# EXERCISE OBJECTIVE:
After removing every image, reproduce the data exactly as it appears.

────────────────

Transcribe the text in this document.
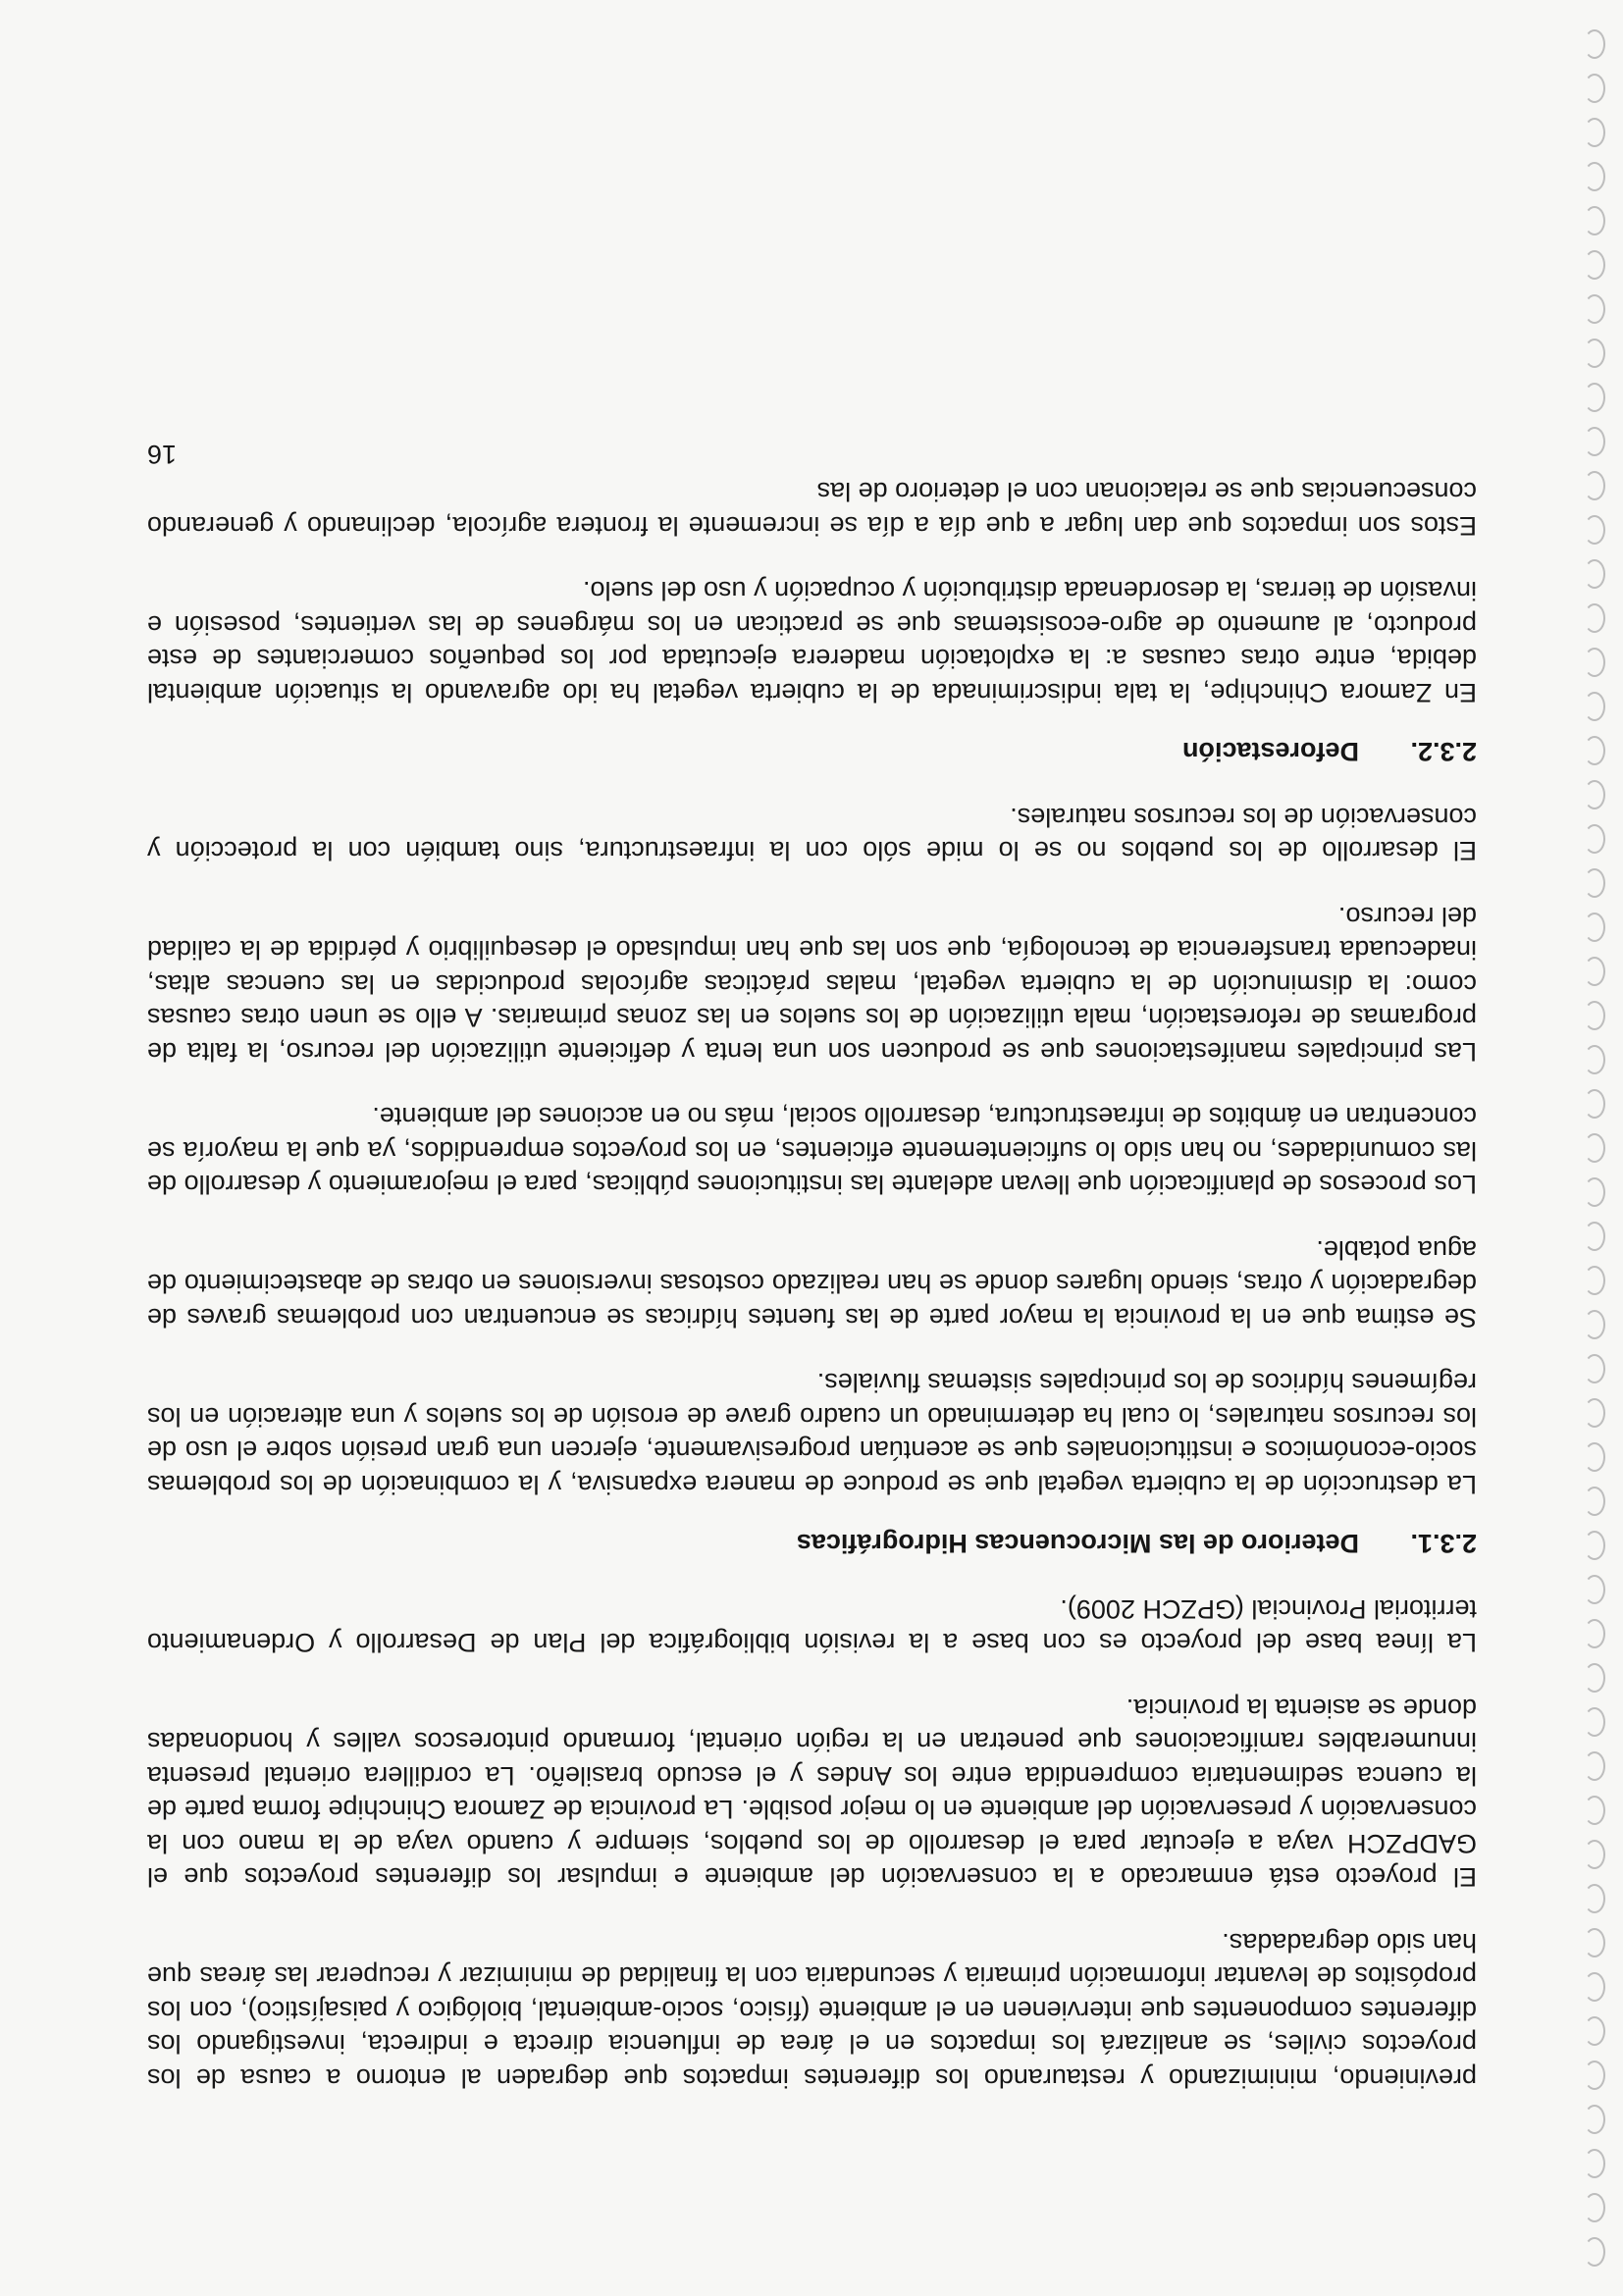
previniendo, minimizando y restaurando los diferentes impactos que degraden al entorno a causa de los proyectos civiles, se analizará los impactos en el área de influencia directa e indirecta, investigando los diferentes componentes que intervienen en el ambiente (físico, socio-ambiental, biológico y paisajístico), con los propósitos de levantar información primaria y secundaria con la finalidad de minimizar y recuperar las áreas que han sido degradadas.

El proyecto está enmarcado a la conservación del ambiente e impulsar los diferentes proyectos que el GADPZCH vaya a ejecutar para el desarrollo de los pueblos, siempre y cuando vaya de la mano con la conservación y preservación del ambiente en lo mejor posible. La provincia de Zamora Chinchipe forma parte de la cuenca sedimentaria comprendida entre los Andes y el escudo brasileño. La cordillera oriental presenta innumerables ramificaciones que penetran en la región oriental, formando pintorescos valles y hondonadas donde se asienta la provincia.

La línea base del proyecto es con base a la revisión bibliográfica del Plan de Desarrollo y Ordenamiento territorial Provincial (GPZCH 2009).

2.3.1.Deterioro de las Microcuencas Hidrográficas

La destrucción de la cubierta vegetal que se produce de manera expansiva, y la combinación de los problemas socio-económicos e institucionales que se acentúan progresivamente, ejercen una gran presión sobre el uso de los recursos naturales, lo cual ha determinado un cuadro grave de erosión de los suelos y una alteración en los regímenes hídricos de los principales sistemas fluviales.

Se estima que en la provincia la mayor parte de las fuentes hídricas se encuentran con problemas graves de degradación y otras, siendo lugares donde se han realizado costosas inversiones en obras de abastecimiento de agua potable.

Los procesos de planificación que llevan adelante las instituciones públicas, para el mejoramiento y desarrollo de las comunidades, no han sido lo suficientemente eficientes, en los proyectos emprendidos, ya que la mayoría se concentran en ámbitos de infraestructura, desarrollo social, más no en acciones del ambiente.

Las principales manifestaciones que se producen son una lenta y deficiente utilización del recurso, la falta de programas de reforestación, mala utilización de los suelos en las zonas primarias. A ello se unen otras causas como: la disminución de la cubierta vegetal, malas prácticas agrícolas producidas en las cuencas altas, inadecuada transferencia de tecnología, que son las que han impulsado el desequilibrio y pérdida de la calidad del recurso.

El desarrollo de los pueblos no se lo mide sólo con la infraestructura, sino también con la protección y conservación de los recursos naturales.

2.3.2.Deforestación

En Zamora Chinchipe, la tala indiscriminada de la cubierta vegetal ha ido agravando la situación ambiental debida, entre otras causas a: la explotación maderera ejecutada por los pequeños comerciantes de este producto, al aumento de agro-ecosistemas que se practican en los márgenes de las vertientes, posesión e invasión de tierras, la desordenada distribución y ocupación y uso del suelo.

Estos son impactos que dan lugar a que día a día se incremente la frontera agrícola, declinando y generando consecuencias que se relacionan con el deterioro de las

16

────────────────

# PROBLEM SOLUTION:
Transcribe the text in this document.
previniendo, minimizando y restaurando los diferentes impactos que degraden al entorno a causa de los proyectos civiles, se analizará los impactos en el área de influencia directa e indirecta, investigando los diferentes componentes que intervienen en el ambiente (físico, socio-ambiental, biológico y paisajístico), con los propósitos de levantar información primaria y secundaria con la finalidad de minimizar y recuperar las áreas que han sido degradadas.

El proyecto está enmarcado a la conservación del ambiente e impulsar los diferentes proyectos que el GADPZCH vaya a ejecutar para el desarrollo de los pueblos, siempre y cuando vaya de la mano con la conservación y preservación del ambiente en lo mejor posible. La provincia de Zamora Chinchipe forma parte de la cuenca sedimentaria comprendida entre los Andes y el escudo brasileño. La cordillera oriental presenta innumerables ramificaciones que penetran en la región oriental, formando pintorescos valles y hondonadas donde se asienta la provincia.

La línea base del proyecto es con base a la revisión bibliográfica del Plan de Desarrollo y Ordenamiento territorial Provincial (GPZCH 2009).

2.3.1.Deterioro de las Microcuencas Hidrográficas

La destrucción de la cubierta vegetal que se produce de manera expansiva, y la combinación de los problemas socio-económicos e institucionales que se acentúan progresivamente, ejercen una gran presión sobre el uso de los recursos naturales, lo cual ha determinado un cuadro grave de erosión de los suelos y una alteración en los regímenes hídricos de los principales sistemas fluviales.

Se estima que en la provincia la mayor parte de las fuentes hídricas se encuentran con problemas graves de degradación y otras, siendo lugares donde se han realizado costosas inversiones en obras de abastecimiento de agua potable.

Los procesos de planificación que llevan adelante las instituciones públicas, para el mejoramiento y desarrollo de las comunidades, no han sido lo suficientemente eficientes, en los proyectos emprendidos, ya que la mayoría se concentran en ámbitos de infraestructura, desarrollo social, más no en acciones del ambiente.

Las principales manifestaciones que se producen son una lenta y deficiente utilización del recurso, la falta de programas de reforestación, mala utilización de los suelos en las zonas primarias. A ello se unen otras causas como: la disminución de la cubierta vegetal, malas prácticas agrícolas producidas en las cuencas altas, inadecuada transferencia de tecnología, que son las que han impulsado el desequilibrio y pérdida de la calidad del recurso.

El desarrollo de los pueblos no se lo mide sólo con la infraestructura, sino también con la protección y conservación de los recursos naturales.

2.3.2.Deforestación

En Zamora Chinchipe, la tala indiscriminada de la cubierta vegetal ha ido agravando la situación ambiental debida, entre otras causas a: la explotación maderera ejecutada por los pequeños comerciantes de este producto, al aumento de agro-ecosistemas que se practican en los márgenes de las vertientes, posesión e invasión de tierras, la desordenada distribución y ocupación y uso del suelo.

Estos son impactos que dan lugar a que día a día se incremente la frontera agrícola, declinando y generando consecuencias que se relacionan con el deterioro de las

16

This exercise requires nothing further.